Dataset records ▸
================

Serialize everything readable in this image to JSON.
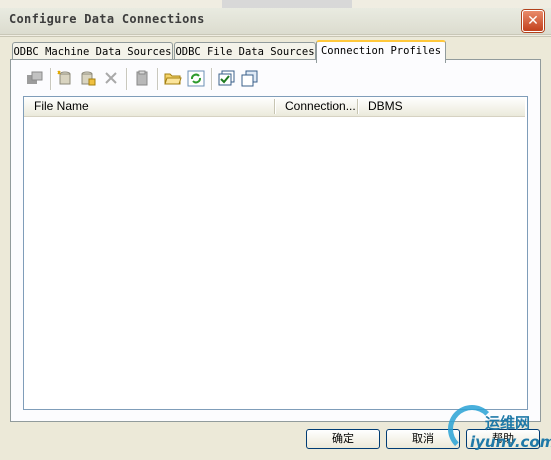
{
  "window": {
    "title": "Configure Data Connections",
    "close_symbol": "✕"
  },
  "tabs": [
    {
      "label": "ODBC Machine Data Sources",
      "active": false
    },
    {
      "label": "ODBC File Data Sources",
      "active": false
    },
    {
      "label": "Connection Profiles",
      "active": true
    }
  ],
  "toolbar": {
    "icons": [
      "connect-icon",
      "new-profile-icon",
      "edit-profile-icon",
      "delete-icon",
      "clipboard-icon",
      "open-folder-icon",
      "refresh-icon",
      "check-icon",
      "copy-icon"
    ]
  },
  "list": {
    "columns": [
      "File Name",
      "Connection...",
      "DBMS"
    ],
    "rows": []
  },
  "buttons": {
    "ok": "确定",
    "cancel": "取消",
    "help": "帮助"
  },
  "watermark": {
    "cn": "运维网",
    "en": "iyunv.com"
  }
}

================

Required task ▸ Pictures in the records above should not be copied. Repeat everything else exactly.

Exercise response ▸
Serialize everything readable in this image to JSON.
{
  "window": {
    "title": "Configure Data Connections",
    "close_symbol": "✕"
  },
  "tabs": [
    {
      "label": "ODBC Machine Data Sources",
      "active": false
    },
    {
      "label": "ODBC File Data Sources",
      "active": false
    },
    {
      "label": "Connection Profiles",
      "active": true
    }
  ],
  "toolbar": {
    "icons": [
      "connect-icon",
      "new-profile-icon",
      "edit-profile-icon",
      "delete-icon",
      "clipboard-icon",
      "open-folder-icon",
      "refresh-icon",
      "check-icon",
      "copy-icon"
    ]
  },
  "list": {
    "columns": [
      "File Name",
      "Connection...",
      "DBMS"
    ],
    "rows": []
  },
  "buttons": {
    "ok": "确定",
    "cancel": "取消",
    "help": "帮助"
  },
  "watermark": {
    "cn": "运维网",
    "en": "iyunv.com"
  }
}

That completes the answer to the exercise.